• **What is asked**
All of the records below must be output exactly, with no pictures carried over.
— BEGIN Available data —
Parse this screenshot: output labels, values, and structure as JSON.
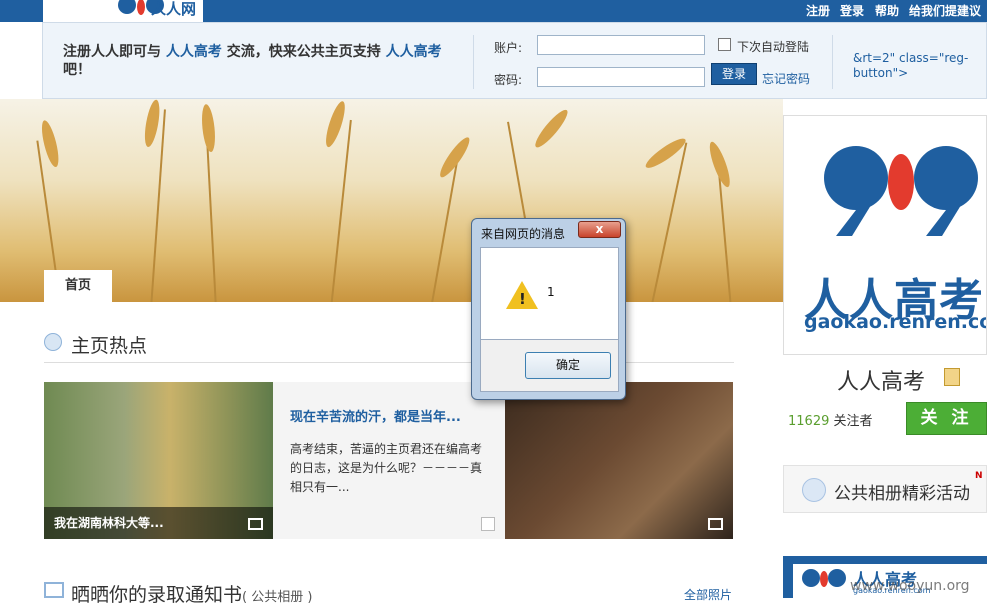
{
  "nav": {
    "logo_text": "人人网",
    "links": [
      "注册",
      "登录",
      "帮助",
      "给我们提建议"
    ]
  },
  "login": {
    "promo_prefix": "注册人人即可与",
    "promo_brand": "人人高考",
    "promo_middle": "交流，快来公共主页支持",
    "promo_brand2": "人人高考",
    "promo_suffix": "吧！",
    "account_label": "账户:",
    "password_label": "密码:",
    "account_value": "",
    "password_value": "",
    "remember_label": "下次自动登陆",
    "login_button": "登录",
    "forgot_link": "忘记密码",
    "leaked_code": "&rt=2\" class=\"reg-button\">"
  },
  "tabs": {
    "home": "首页"
  },
  "hot": {
    "title": "主页热点",
    "left_caption": "我在湖南林科大等...",
    "article_title": "现在辛苦流的汗，都是当年...",
    "article_body": "高考结束，苦逼的主页君还在编高考的日志，这是为什么呢？－－－－真相只有一..."
  },
  "photos": {
    "title": "晒晒你的录取通知书",
    "subtitle": "( 公共相册 )",
    "all_link": "全部照片"
  },
  "profile": {
    "brand_text": "人人高考",
    "domain_text": "gaokao.renren.com",
    "name": "人人高考",
    "follower_count": "11629",
    "follower_label": "关注者",
    "follow_button": "关 注"
  },
  "activity": {
    "label": "公共相册精彩活动",
    "badge": "N"
  },
  "promo": {
    "text": "人人高考",
    "url": "gaokao.renren.com"
  },
  "watermark": "www.wooyun.org",
  "dialog": {
    "title": "来自网页的消息",
    "close_label": "x",
    "message": "1",
    "ok_button": "确定"
  },
  "colors": {
    "brand_blue": "#1f5fa0",
    "follow_green": "#4cae36",
    "dialog_close_red": "#c8432b"
  },
  "icons": [
    "renren-logo-icon",
    "section-fire-icon",
    "image-icon",
    "edit-icon",
    "star-icon",
    "activity-icon",
    "warning-icon",
    "close-icon",
    "album-icon"
  ]
}
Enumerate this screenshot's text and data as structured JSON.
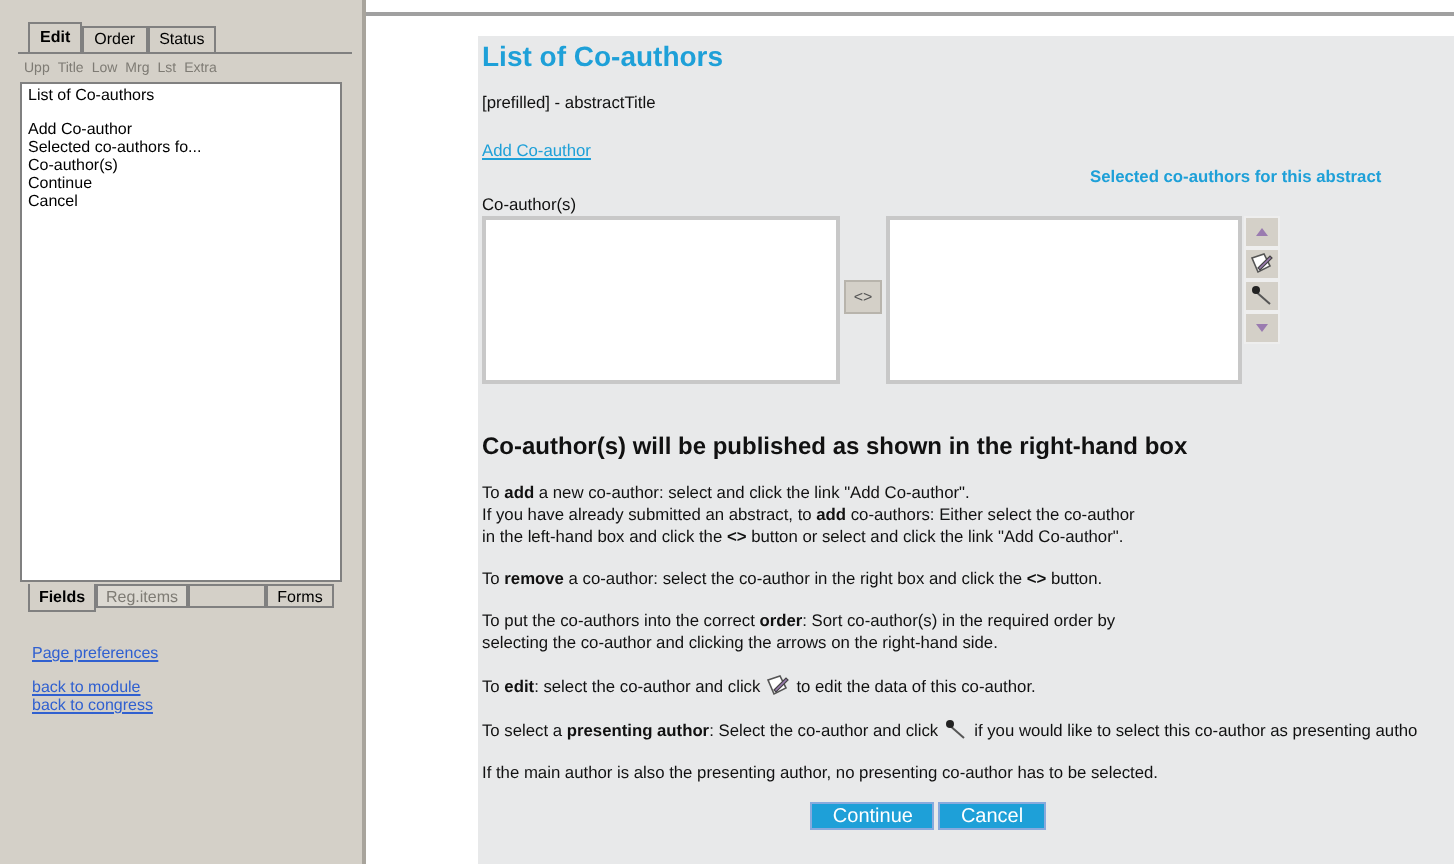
{
  "left_panel": {
    "tabs": [
      {
        "label": "Edit",
        "selected": true
      },
      {
        "label": "Order",
        "selected": false
      },
      {
        "label": "Status",
        "selected": false
      }
    ],
    "toolbar": [
      {
        "label": "Upp",
        "disabled": true
      },
      {
        "label": "Title",
        "disabled": true
      },
      {
        "label": "Low",
        "disabled": true
      },
      {
        "label": "Mrg",
        "disabled": true
      },
      {
        "label": "Lst",
        "disabled": true
      },
      {
        "label": "Extra",
        "disabled": true
      }
    ],
    "list_groups": [
      [
        "List of Co-authors"
      ],
      [
        "Add Co-author",
        "Selected co-authors fo...",
        "Co-author(s)",
        "Continue",
        "Cancel"
      ]
    ],
    "bottom_tabs": [
      {
        "label": "Fields",
        "selected": true,
        "disabled": false
      },
      {
        "label": "Reg.items",
        "selected": false,
        "disabled": true
      },
      {
        "selected": false
      },
      {
        "label": "Forms",
        "selected": false,
        "disabled": false
      }
    ],
    "link_groups": [
      [
        "Page preferences"
      ],
      [
        "back to module",
        "back to congress"
      ]
    ]
  },
  "main": {
    "title": "List of Co-authors",
    "subtitle": "[prefilled] - abstractTitle",
    "add_link": "Add Co-author",
    "selected_heading": "Selected co-authors for this abstract",
    "coauthors_label": "Co-author(s)",
    "transfer_button": "<>",
    "notice": "Co-author(s) will be published as shown in the right-hand box",
    "paragraphs": [
      {
        "kind": "text",
        "lines": [
          "To **add** a new co-author: select and click the link  \"Add Co-author\".",
          "If you have already submitted an abstract, to **add** co-authors: Either select the co-author",
          "in the left-hand box and click the **<>** button or select and click the link \"Add Co-author\"."
        ]
      },
      {
        "kind": "text",
        "lines": [
          "To **remove** a co-author: select the co-author in the right box and click the **<>** button."
        ]
      },
      {
        "kind": "text",
        "lines": [
          "To put the co-authors into the correct  **order**: Sort co-author(s) in the required order by",
          "selecting the co-author and clicking the arrows on the right-hand side."
        ]
      },
      {
        "kind": "edit_icon",
        "before": "To **edit**: select the co-author and click",
        "after": "to edit the data of this co-author."
      },
      {
        "kind": "mic_icon",
        "before": "To select a **presenting author**: Select the co-author and click",
        "after": "if you would like to select this co-author as presenting autho"
      },
      {
        "kind": "text",
        "lines": [
          "If the main author is also the presenting author, no presenting co-author has to be selected."
        ]
      }
    ],
    "buttons": [
      "Continue",
      "Cancel"
    ]
  }
}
— END Available data —
• **Final result**
Parse this screenshot: output labels, values, and structure as JSON.
{
  "nav": {
    "logo_text": "人人网",
    "links": [
      "注册",
      "登录",
      "帮助",
      "给我们提建议"
    ]
  },
  "login": {
    "promo_prefix": "注册人人即可与",
    "promo_brand": "人人高考",
    "promo_middle": "交流，快来公共主页支持",
    "promo_brand2": "人人高考",
    "promo_suffix": "吧！",
    "account_label": "账户:",
    "password_label": "密码:",
    "account_value": "",
    "password_value": "",
    "remember_label": "下次自动登陆",
    "login_button": "登录",
    "forgot_link": "忘记密码",
    "leaked_code": "&rt=2\" class=\"reg-button\">"
  },
  "tabs": {
    "home": "首页"
  },
  "hot": {
    "title": "主页热点",
    "left_caption": "我在湖南林科大等...",
    "article_title": "现在辛苦流的汗，都是当年...",
    "article_body": "高考结束，苦逼的主页君还在编高考的日志，这是为什么呢？－－－－真相只有一..."
  },
  "photos": {
    "title": "晒晒你的录取通知书",
    "subtitle": "( 公共相册 )",
    "all_link": "全部照片"
  },
  "profile": {
    "brand_text": "人人高考",
    "domain_text": "gaokao.renren.com",
    "name": "人人高考",
    "follower_count": "11629",
    "follower_label": "关注者",
    "follow_button": "关 注"
  },
  "activity": {
    "label": "公共相册精彩活动",
    "badge": "N"
  },
  "promo": {
    "text": "人人高考",
    "url": "gaokao.renren.com"
  },
  "watermark": "www.wooyun.org",
  "dialog": {
    "title": "来自网页的消息",
    "close_label": "x",
    "message": "1",
    "ok_button": "确定"
  },
  "colors": {
    "brand_blue": "#1f5fa0",
    "follow_green": "#4cae36",
    "dialog_close_red": "#c8432b"
  },
  "icons": [
    "renren-logo-icon",
    "section-fire-icon",
    "image-icon",
    "edit-icon",
    "star-icon",
    "activity-icon",
    "warning-icon",
    "close-icon",
    "album-icon"
  ]
}
Enumerate this screenshot's text and data as structured JSON.
{
  "left_panel": {
    "tabs": [
      {
        "label": "Edit",
        "selected": true
      },
      {
        "label": "Order",
        "selected": false
      },
      {
        "label": "Status",
        "selected": false
      }
    ],
    "toolbar": [
      {
        "label": "Upp",
        "disabled": true
      },
      {
        "label": "Title",
        "disabled": true
      },
      {
        "label": "Low",
        "disabled": true
      },
      {
        "label": "Mrg",
        "disabled": true
      },
      {
        "label": "Lst",
        "disabled": true
      },
      {
        "label": "Extra",
        "disabled": true
      }
    ],
    "list_groups": [
      [
        "List of Co-authors"
      ],
      [
        "Add Co-author",
        "Selected co-authors fo...",
        "Co-author(s)",
        "Continue",
        "Cancel"
      ]
    ],
    "bottom_tabs": [
      {
        "label": "Fields",
        "selected": true,
        "disabled": false
      },
      {
        "label": "Reg.items",
        "selected": false,
        "disabled": true
      },
      {
        "selected": false
      },
      {
        "label": "Forms",
        "selected": false,
        "disabled": false
      }
    ],
    "link_groups": [
      [
        "Page preferences"
      ],
      [
        "back to module",
        "back to congress"
      ]
    ]
  },
  "main": {
    "title": "List of Co-authors",
    "subtitle": "[prefilled] - abstractTitle",
    "add_link": "Add Co-author",
    "selected_heading": "Selected co-authors for this abstract",
    "coauthors_label": "Co-author(s)",
    "transfer_button": "<>",
    "notice": "Co-author(s) will be published as shown in the right-hand box",
    "paragraphs": [
      {
        "kind": "text",
        "lines": [
          "To **add** a new co-author: select and click the link  \"Add Co-author\".",
          "If you have already submitted an abstract, to **add** co-authors: Either select the co-author",
          "in the left-hand box and click the **<>** button or select and click the link \"Add Co-author\"."
        ]
      },
      {
        "kind": "text",
        "lines": [
          "To **remove** a co-author: select the co-author in the right box and click the **<>** button."
        ]
      },
      {
        "kind": "text",
        "lines": [
          "To put the co-authors into the correct  **order**: Sort co-author(s) in the required order by",
          "selecting the co-author and clicking the arrows on the right-hand side."
        ]
      },
      {
        "kind": "edit_icon",
        "before": "To **edit**: select the co-author and click",
        "after": "to edit the data of this co-author."
      },
      {
        "kind": "mic_icon",
        "before": "To select a **presenting author**: Select the co-author and click",
        "after": "if you would like to select this co-author as presenting autho"
      },
      {
        "kind": "text",
        "lines": [
          "If the main author is also the presenting author, no presenting co-author has to be selected."
        ]
      }
    ],
    "buttons": [
      "Continue",
      "Cancel"
    ]
  }
}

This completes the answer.